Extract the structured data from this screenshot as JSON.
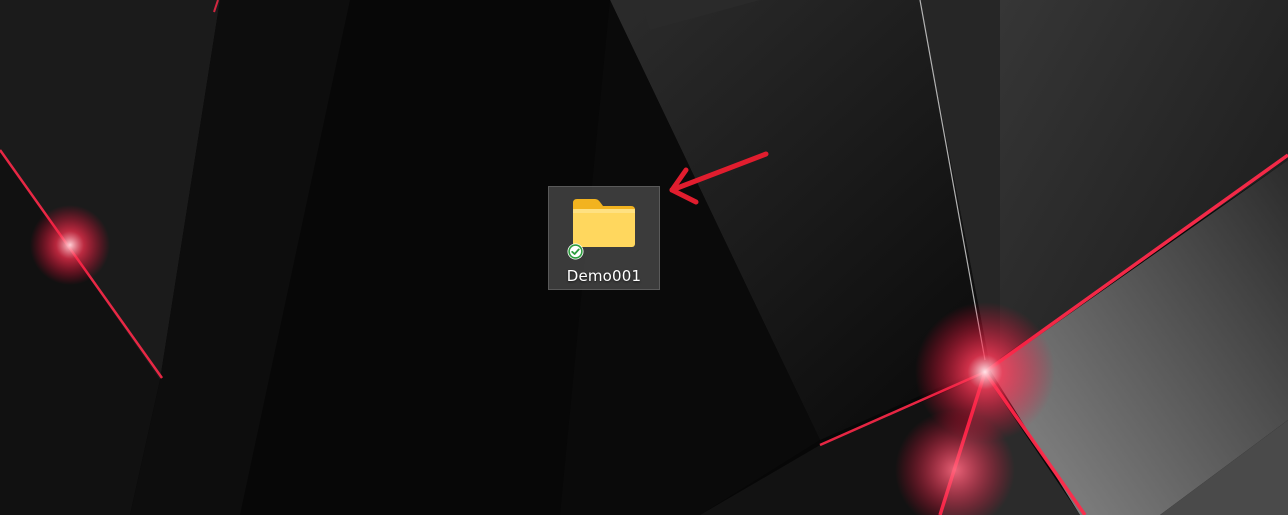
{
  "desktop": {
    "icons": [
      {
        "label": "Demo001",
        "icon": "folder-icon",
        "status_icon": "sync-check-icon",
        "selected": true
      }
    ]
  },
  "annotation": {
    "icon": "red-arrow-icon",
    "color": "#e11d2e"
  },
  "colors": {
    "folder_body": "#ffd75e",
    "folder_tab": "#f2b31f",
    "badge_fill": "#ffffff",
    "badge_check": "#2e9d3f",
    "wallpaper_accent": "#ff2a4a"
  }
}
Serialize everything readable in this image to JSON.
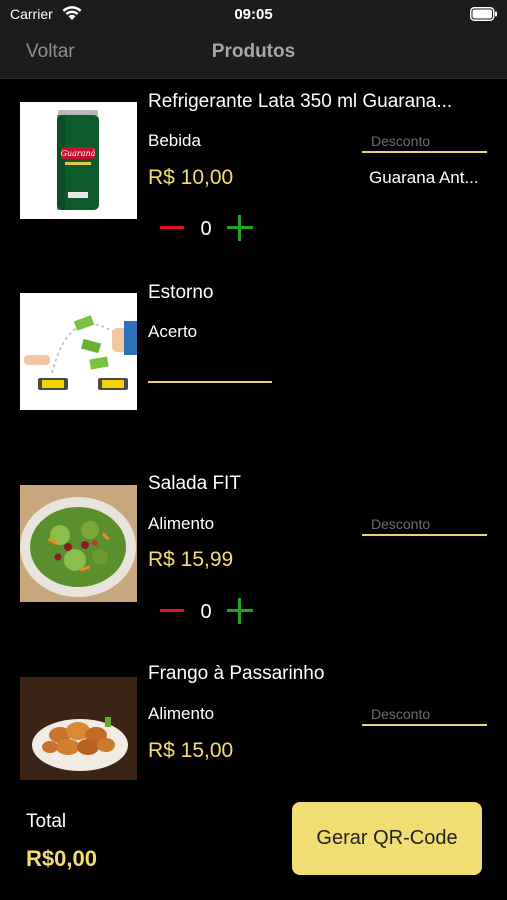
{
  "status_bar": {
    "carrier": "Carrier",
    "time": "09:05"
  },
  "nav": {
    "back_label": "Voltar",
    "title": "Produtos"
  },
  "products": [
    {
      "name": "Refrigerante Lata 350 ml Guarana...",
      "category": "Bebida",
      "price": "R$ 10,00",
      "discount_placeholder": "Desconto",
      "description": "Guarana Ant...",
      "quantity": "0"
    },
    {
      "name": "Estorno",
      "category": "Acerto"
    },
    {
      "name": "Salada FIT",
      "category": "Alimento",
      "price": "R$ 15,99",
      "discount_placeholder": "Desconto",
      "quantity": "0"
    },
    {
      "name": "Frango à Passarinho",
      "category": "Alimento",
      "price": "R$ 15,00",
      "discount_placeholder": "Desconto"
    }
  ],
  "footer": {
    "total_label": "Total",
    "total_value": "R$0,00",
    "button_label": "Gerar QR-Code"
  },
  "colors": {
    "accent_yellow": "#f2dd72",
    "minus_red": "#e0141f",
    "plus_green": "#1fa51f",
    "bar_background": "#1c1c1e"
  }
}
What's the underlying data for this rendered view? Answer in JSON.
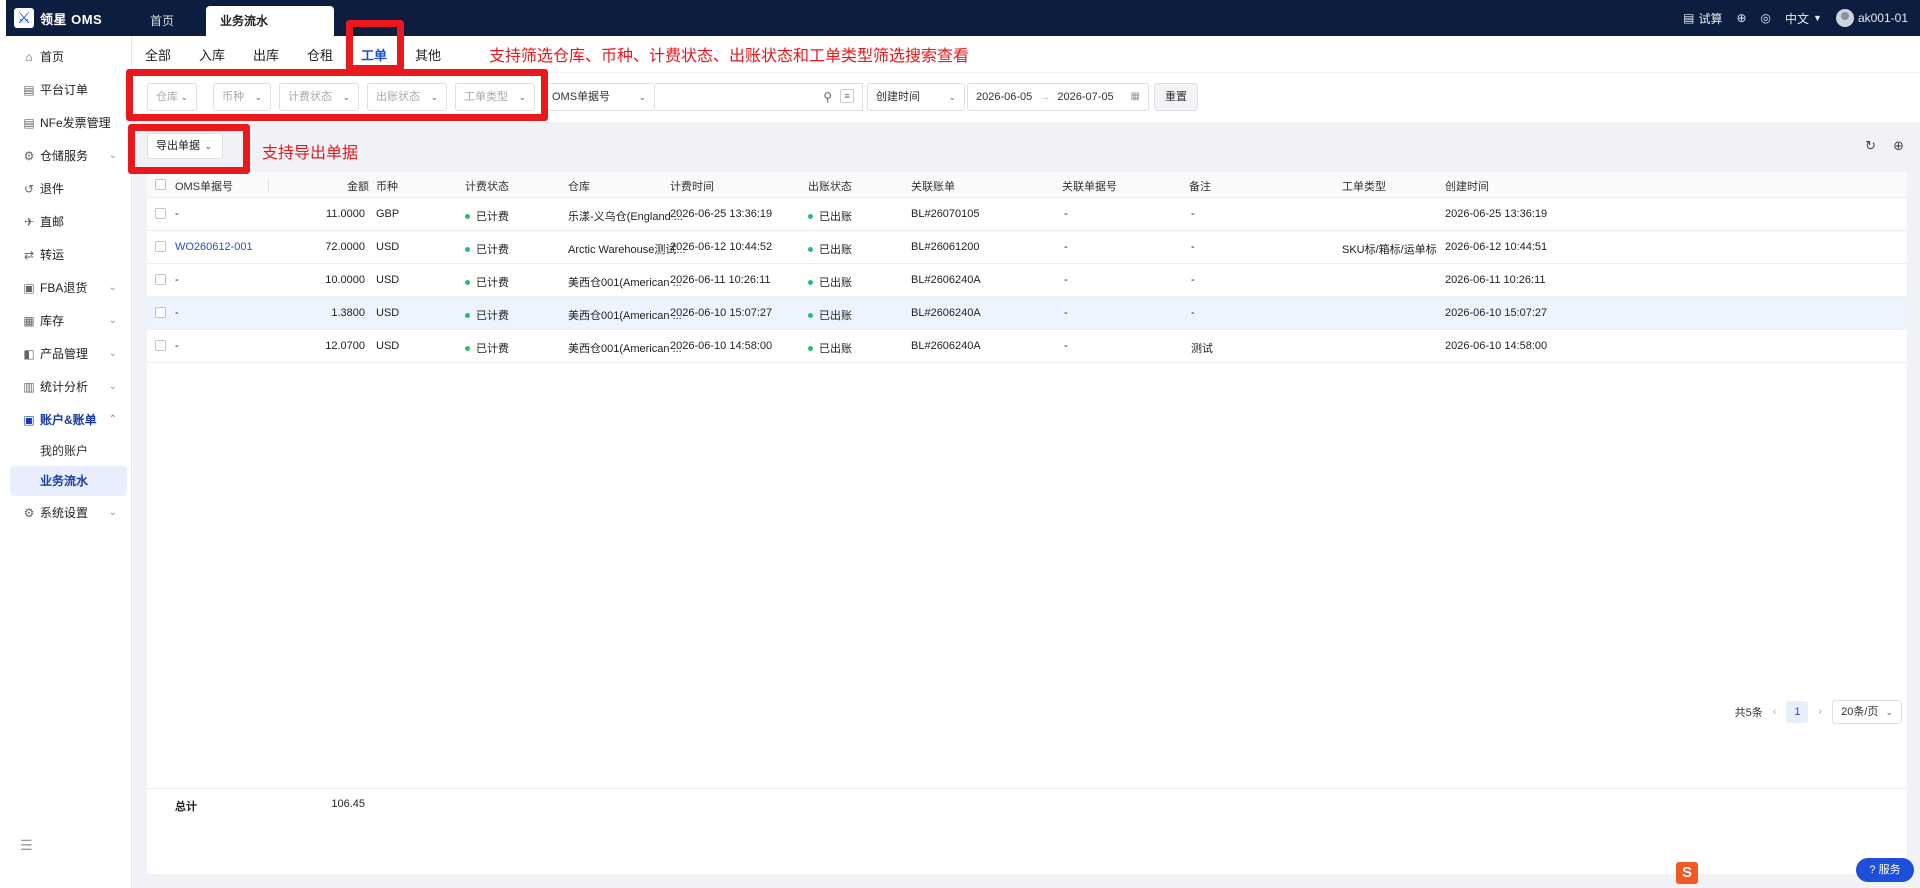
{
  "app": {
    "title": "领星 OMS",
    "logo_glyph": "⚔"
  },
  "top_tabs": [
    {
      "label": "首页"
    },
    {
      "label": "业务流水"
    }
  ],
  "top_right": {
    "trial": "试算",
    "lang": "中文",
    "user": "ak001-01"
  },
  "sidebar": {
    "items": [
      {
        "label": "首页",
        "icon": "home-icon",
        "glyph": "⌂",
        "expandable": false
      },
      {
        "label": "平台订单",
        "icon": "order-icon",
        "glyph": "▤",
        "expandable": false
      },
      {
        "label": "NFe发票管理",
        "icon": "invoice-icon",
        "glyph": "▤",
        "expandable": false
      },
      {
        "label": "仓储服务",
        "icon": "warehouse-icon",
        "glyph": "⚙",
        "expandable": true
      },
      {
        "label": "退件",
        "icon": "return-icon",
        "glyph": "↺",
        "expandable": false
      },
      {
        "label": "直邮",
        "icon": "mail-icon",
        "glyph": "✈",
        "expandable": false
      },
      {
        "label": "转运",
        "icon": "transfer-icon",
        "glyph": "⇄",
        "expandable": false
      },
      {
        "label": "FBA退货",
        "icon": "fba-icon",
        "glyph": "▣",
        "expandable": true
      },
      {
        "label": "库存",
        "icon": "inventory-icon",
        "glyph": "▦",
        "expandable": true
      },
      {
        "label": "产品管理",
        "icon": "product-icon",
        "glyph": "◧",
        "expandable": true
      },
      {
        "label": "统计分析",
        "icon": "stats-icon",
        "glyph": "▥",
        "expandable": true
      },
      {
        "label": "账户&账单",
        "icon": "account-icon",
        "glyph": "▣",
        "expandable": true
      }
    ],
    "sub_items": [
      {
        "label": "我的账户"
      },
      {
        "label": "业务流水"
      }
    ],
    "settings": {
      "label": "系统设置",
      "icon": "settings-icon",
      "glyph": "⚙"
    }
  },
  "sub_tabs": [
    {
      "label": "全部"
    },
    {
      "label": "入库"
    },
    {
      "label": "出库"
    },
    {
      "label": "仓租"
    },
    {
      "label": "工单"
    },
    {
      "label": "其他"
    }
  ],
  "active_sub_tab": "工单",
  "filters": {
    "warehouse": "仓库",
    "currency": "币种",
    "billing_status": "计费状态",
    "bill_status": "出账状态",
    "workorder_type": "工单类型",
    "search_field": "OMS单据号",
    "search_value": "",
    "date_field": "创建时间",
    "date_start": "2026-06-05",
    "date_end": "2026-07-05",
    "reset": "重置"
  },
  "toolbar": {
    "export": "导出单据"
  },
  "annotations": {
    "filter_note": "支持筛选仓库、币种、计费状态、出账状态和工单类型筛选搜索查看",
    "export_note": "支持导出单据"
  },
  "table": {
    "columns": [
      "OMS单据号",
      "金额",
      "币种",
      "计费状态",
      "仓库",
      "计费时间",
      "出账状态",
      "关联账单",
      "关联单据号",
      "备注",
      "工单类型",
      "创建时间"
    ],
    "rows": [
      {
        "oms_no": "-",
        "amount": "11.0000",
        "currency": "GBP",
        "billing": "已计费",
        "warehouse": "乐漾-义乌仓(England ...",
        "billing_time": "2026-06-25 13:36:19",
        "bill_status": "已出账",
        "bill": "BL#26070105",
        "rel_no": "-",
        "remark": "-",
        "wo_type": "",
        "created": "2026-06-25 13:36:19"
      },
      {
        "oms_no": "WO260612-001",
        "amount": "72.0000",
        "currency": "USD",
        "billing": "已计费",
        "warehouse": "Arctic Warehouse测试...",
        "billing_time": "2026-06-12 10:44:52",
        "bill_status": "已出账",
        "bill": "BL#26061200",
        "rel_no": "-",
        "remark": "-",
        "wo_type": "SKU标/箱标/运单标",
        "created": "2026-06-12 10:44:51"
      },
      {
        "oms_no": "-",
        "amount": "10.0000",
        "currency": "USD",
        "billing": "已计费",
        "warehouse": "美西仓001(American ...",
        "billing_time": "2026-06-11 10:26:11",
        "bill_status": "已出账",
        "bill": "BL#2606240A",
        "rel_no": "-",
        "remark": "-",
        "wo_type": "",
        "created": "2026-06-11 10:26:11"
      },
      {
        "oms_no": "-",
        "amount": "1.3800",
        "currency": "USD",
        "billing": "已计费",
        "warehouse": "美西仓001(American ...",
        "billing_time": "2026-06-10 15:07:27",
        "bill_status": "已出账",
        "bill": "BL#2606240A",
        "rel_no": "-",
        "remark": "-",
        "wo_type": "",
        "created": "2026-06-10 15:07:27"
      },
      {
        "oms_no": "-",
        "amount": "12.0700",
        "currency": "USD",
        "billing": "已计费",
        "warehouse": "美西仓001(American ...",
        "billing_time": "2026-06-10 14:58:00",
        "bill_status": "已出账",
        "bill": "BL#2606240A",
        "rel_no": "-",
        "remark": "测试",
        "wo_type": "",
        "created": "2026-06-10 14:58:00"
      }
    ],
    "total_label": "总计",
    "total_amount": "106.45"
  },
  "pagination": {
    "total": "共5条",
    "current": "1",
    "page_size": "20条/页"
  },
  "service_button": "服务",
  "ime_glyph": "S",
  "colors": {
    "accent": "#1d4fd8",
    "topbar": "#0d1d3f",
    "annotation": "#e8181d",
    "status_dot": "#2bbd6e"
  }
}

++++

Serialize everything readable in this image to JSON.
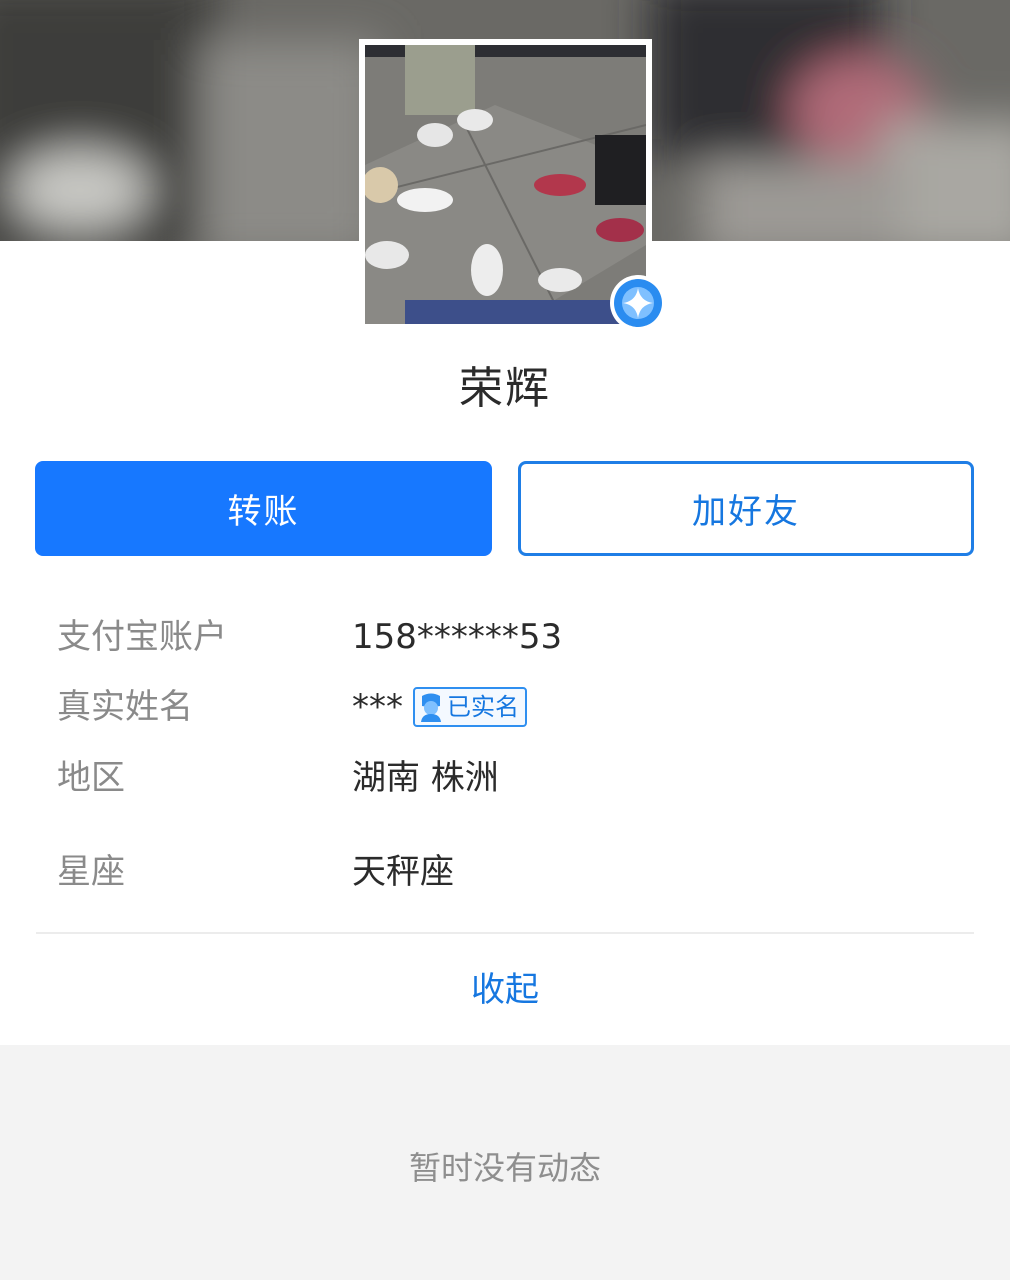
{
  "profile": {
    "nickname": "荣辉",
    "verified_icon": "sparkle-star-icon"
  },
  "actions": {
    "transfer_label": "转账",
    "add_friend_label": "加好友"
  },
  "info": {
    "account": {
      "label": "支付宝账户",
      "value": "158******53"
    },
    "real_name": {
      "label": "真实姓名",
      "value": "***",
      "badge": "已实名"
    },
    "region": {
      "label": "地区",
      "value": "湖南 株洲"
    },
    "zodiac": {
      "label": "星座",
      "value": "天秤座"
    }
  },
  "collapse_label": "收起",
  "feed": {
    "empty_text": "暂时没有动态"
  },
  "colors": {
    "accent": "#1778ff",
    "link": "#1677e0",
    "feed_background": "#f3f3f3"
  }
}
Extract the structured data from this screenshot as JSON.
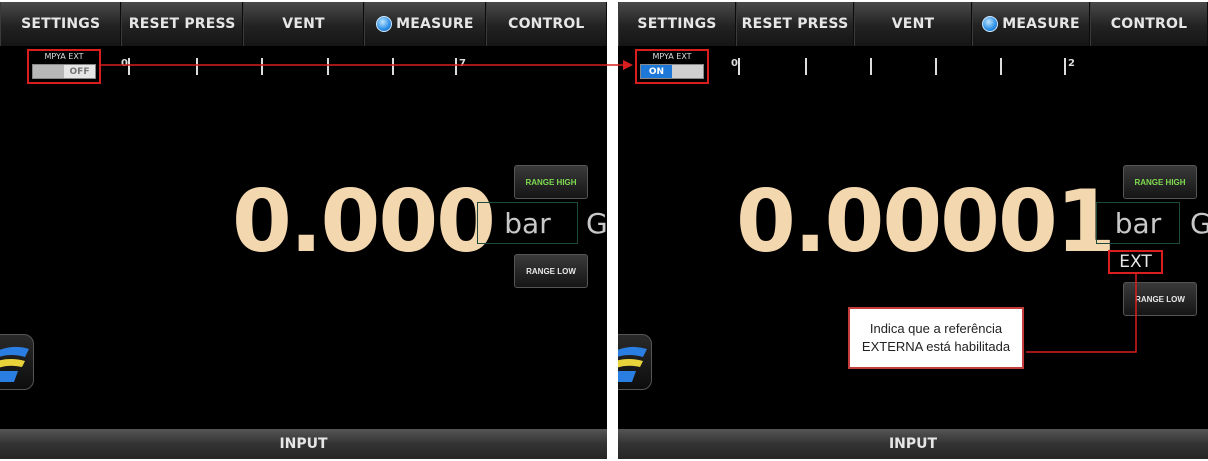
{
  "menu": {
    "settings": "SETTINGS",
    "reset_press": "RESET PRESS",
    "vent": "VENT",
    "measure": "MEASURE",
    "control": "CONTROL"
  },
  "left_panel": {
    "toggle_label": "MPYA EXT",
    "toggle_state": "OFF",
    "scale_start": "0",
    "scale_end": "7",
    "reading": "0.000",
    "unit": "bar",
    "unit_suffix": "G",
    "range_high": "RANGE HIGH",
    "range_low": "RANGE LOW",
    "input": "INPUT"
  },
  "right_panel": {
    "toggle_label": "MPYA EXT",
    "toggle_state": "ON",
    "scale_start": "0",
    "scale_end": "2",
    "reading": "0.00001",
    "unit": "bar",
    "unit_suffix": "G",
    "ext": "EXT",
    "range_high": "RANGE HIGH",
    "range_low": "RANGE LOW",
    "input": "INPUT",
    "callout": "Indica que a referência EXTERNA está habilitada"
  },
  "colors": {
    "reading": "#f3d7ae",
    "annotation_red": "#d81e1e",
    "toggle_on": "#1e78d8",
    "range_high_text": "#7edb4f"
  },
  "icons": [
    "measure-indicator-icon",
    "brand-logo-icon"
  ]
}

++++

(EXERCISE AIM) Count every line in the listing above that holds "warehouse", then report only the count.

(EXERCISE OUTPUT) 7